> _What you need to do_: Present the following data again exactly as it is shown.

> _Material provided_:
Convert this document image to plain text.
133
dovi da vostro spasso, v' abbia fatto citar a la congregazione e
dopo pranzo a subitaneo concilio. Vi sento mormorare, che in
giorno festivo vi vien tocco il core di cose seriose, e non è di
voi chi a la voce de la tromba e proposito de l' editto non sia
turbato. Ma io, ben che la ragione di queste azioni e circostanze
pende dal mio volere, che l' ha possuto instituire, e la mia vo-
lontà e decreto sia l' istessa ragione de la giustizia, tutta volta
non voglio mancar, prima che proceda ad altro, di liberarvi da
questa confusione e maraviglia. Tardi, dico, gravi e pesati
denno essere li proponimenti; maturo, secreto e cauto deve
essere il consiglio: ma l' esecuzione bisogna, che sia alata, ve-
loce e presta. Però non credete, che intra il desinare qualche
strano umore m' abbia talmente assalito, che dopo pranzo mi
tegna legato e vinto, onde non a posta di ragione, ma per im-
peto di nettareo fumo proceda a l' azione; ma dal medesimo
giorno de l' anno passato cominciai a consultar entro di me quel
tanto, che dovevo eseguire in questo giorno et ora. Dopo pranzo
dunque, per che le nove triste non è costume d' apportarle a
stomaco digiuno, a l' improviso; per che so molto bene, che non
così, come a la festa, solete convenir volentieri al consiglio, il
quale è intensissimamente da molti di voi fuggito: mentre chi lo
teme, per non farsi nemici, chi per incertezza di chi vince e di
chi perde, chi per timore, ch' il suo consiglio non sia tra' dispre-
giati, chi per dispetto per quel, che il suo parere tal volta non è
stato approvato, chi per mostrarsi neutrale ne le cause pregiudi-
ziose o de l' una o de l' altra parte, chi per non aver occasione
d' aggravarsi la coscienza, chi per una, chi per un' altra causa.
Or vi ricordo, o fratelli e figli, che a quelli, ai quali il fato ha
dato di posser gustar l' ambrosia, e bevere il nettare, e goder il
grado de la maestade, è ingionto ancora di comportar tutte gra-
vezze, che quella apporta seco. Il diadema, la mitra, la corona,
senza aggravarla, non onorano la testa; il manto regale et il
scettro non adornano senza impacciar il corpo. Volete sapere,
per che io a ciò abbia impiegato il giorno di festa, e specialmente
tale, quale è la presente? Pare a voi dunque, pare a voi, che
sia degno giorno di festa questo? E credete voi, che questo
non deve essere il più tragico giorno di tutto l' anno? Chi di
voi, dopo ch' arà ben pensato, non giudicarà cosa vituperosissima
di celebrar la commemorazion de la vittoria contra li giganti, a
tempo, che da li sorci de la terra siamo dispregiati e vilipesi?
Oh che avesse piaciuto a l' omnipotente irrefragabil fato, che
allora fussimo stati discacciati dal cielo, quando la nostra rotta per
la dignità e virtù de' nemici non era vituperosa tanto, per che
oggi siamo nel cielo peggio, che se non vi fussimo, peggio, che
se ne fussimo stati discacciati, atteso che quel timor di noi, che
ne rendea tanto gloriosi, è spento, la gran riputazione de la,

> _Result of this task_:
Convert this document image to plain text.
133
dovi da vostro spasso, v' abbia fatto citar a la congregazione e
dopo pranzo a subitaneo concilio. Vi sento mormorare, che in
giorno festivo vi vien tocco il core di cose seriose, e non è di
voi chi a la voce de la tromba e proposito de l' editto non sia
turbato. Ma io, ben che la ragione di queste azioni e circostanze
pende dal mio volere, che l' ha possuto instituire, e la mia vo-
lontà e decreto sia l' istessa ragione de la giustizia, tutta volta
non voglio mancar, prima che proceda ad altro, di liberarvi da
questa confusione e maraviglia. Tardi, dico, gravi e pesati
denno essere li proponimenti; maturo, secreto e cauto deve
essere il consiglio: ma l' esecuzione bisogna, che sia alata, ve-
loce e presta. Però non credete, che intra il desinare qualche
strano umore m' abbia talmente assalito, che dopo pranzo mi
tegna legato e vinto, onde non a posta di ragione, ma per im-
peto di nettareo fumo proceda a l' azione; ma dal medesimo
giorno de l' anno passato cominciai a consultar entro di me quel
tanto, che dovevo eseguire in questo giorno et ora. Dopo pranzo
dunque, per che le nove triste non è costume d' apportarle a
stomaco digiuno, a l' improviso; per che so molto bene, che non
così, come a la festa, solete convenir volentieri al consiglio, il
quale è intensissimamente da molti di voi fuggito: mentre chi lo
teme, per non farsi nemici, chi per incertezza di chi vince e di
chi perde, chi per timore, ch' il suo consiglio non sia tra' dispre-
giati, chi per dispetto per quel, che il suo parere tal volta non è
stato approvato, chi per mostrarsi neutrale ne le cause pregiudi-
ziose o de l' una o de l' altra parte, chi per non aver occasione
d' aggravarsi la coscienza, chi per una, chi per un' altra causa.
Or vi ricordo, o fratelli e figli, che a quelli, ai quali il fato ha
dato di posser gustar l' ambrosia, e bevere il nettare, e goder il
grado de la maestade, è ingionto ancora di comportar tutte gra-
vezze, che quella apporta seco. Il diadema, la mitra, la corona,
senza aggravarla, non onorano la testa; il manto regale et il
scettro non adornano senza impacciar il corpo. Volete sapere,
per che io a ciò abbia impiegato il giorno di festa, e specialmente
tale, quale è la presente? Pare a voi dunque, pare a voi, che
sia degno giorno di festa questo? E credete voi, che questo
non deve essere il più tragico giorno di tutto l' anno? Chi di
voi, dopo ch' arà ben pensato, non giudicarà cosa vituperosissima
di celebrar la commemorazion de la vittoria contra li giganti, a
tempo, che da li sorci de la terra siamo dispregiati e vilipesi?
Oh che avesse piaciuto a l' omnipotente irrefragabil fato, che
allora fussimo stati discacciati dal cielo, quando la nostra rotta per
la dignità e virtù de' nemici non era vituperosa tanto, per che
oggi siamo nel cielo peggio, che se non vi fussimo, peggio, che
se ne fussimo stati discacciati, atteso che quel timor di noi, che
ne rendea tanto gloriosi, è spento, la gran riputazione de la,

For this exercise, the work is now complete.